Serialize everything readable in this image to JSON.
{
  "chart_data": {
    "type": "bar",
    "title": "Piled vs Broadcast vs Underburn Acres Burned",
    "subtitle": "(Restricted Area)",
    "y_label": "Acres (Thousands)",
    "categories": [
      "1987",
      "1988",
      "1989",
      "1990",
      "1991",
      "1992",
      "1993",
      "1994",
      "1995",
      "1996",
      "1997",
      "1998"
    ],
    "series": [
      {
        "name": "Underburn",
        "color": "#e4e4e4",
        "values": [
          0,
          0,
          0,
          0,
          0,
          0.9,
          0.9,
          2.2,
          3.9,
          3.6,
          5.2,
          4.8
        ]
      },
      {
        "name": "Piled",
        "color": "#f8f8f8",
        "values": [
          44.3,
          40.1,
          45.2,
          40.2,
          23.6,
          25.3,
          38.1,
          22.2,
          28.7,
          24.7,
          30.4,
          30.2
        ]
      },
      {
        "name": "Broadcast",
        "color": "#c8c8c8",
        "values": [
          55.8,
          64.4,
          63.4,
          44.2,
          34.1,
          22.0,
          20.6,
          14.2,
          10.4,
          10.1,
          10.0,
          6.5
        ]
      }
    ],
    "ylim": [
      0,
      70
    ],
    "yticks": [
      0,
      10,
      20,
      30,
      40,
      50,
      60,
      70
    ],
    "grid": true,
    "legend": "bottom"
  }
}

# [What to do]
Where a line above contains the string "Piled", copy that line.

# [Finished answer]
    "title": "Piled vs Broadcast vs Underburn Acres Burned",
        "name": "Piled",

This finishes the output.